> [Extracted records]
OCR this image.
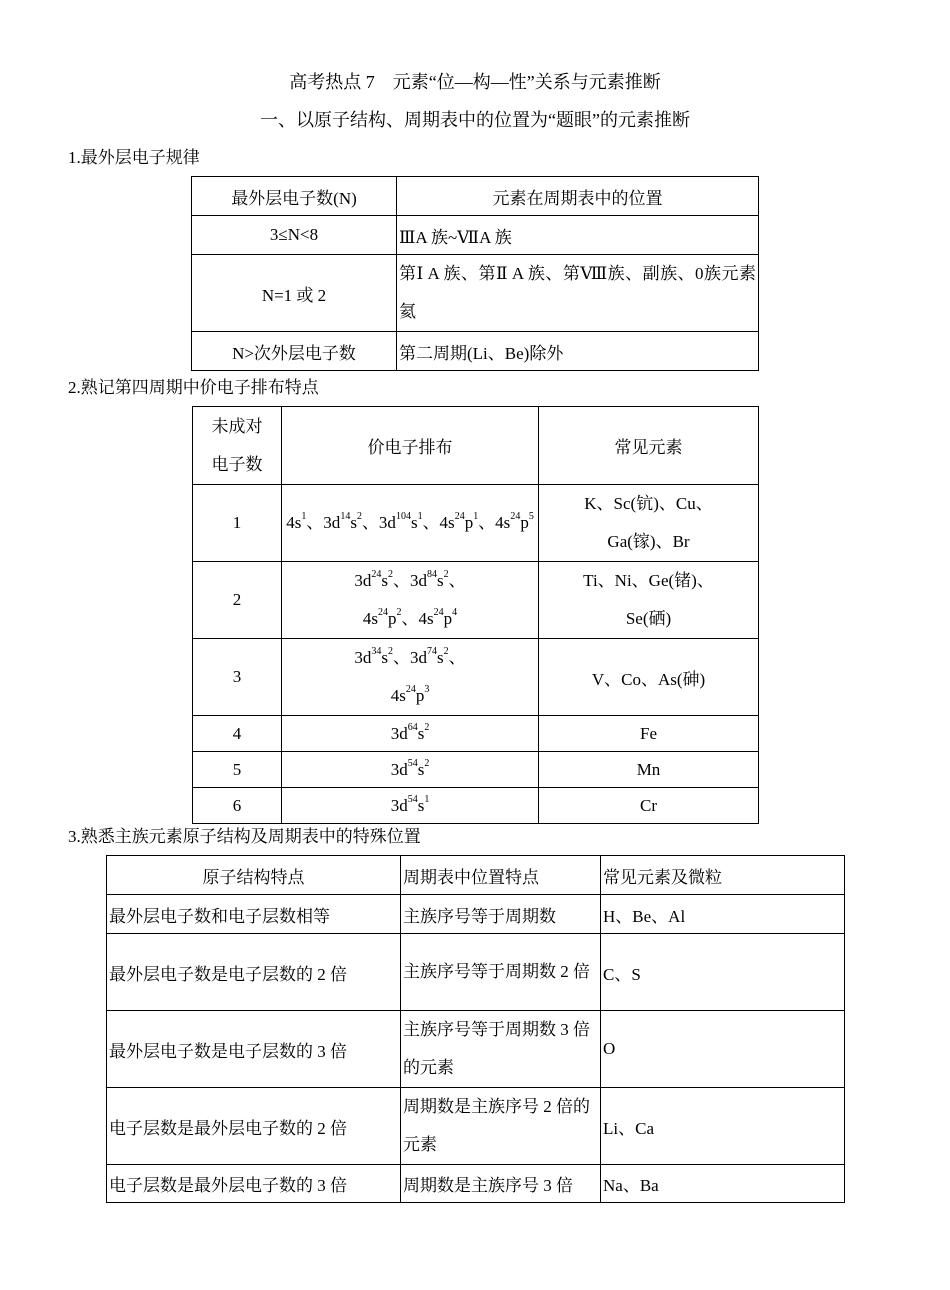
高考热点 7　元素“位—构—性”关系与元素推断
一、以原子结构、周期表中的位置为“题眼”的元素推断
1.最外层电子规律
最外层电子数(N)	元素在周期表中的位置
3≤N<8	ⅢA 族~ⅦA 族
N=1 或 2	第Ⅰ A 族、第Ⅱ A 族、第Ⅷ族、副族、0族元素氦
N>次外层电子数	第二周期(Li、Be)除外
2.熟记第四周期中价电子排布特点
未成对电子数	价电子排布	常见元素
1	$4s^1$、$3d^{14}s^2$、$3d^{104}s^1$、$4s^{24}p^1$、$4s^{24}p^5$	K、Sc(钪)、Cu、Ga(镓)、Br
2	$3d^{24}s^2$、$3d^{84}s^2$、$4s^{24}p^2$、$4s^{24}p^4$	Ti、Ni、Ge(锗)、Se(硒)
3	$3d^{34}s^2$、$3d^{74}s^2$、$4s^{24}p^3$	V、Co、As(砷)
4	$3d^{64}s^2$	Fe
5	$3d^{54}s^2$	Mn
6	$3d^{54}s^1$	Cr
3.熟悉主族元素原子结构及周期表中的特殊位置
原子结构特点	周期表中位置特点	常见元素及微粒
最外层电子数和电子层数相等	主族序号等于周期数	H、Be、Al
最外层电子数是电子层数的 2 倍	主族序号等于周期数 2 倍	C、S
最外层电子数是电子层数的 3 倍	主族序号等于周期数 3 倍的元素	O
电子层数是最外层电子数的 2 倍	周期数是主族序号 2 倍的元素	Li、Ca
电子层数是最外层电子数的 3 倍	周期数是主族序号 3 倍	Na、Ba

> [Objective] Omit the pictures. Transcribe every record exactly.

> [Full response]
OCR this image.
高考热点 7　元素“位—构—性”关系与元素推断
一、以原子结构、周期表中的位置为“题眼”的元素推断
1.最外层电子规律
最外层电子数(N)	元素在周期表中的位置
3≤N<8	ⅢA 族~ⅦA 族
N=1 或 2	第Ⅰ A 族、第Ⅱ A 族、第Ⅷ族、副族、0族元素氦
N>次外层电子数	第二周期(Li、Be)除外
2.熟记第四周期中价电子排布特点
未成对电子数	价电子排布	常见元素
1	$4s^1$、$3d^{14}s^2$、$3d^{104}s^1$、$4s^{24}p^1$、$4s^{24}p^5$	K、Sc(钪)、Cu、Ga(镓)、Br
2	$3d^{24}s^2$、$3d^{84}s^2$、$4s^{24}p^2$、$4s^{24}p^4$	Ti、Ni、Ge(锗)、Se(硒)
3	$3d^{34}s^2$、$3d^{74}s^2$、$4s^{24}p^3$	V、Co、As(砷)
4	$3d^{64}s^2$	Fe
5	$3d^{54}s^2$	Mn
6	$3d^{54}s^1$	Cr
3.熟悉主族元素原子结构及周期表中的特殊位置
原子结构特点	周期表中位置特点	常见元素及微粒
最外层电子数和电子层数相等	主族序号等于周期数	H、Be、Al
最外层电子数是电子层数的 2 倍	主族序号等于周期数 2 倍	C、S
最外层电子数是电子层数的 3 倍	主族序号等于周期数 3 倍的元素	O
电子层数是最外层电子数的 2 倍	周期数是主族序号 2 倍的元素	Li、Ca
电子层数是最外层电子数的 3 倍	周期数是主族序号 3 倍	Na、Ba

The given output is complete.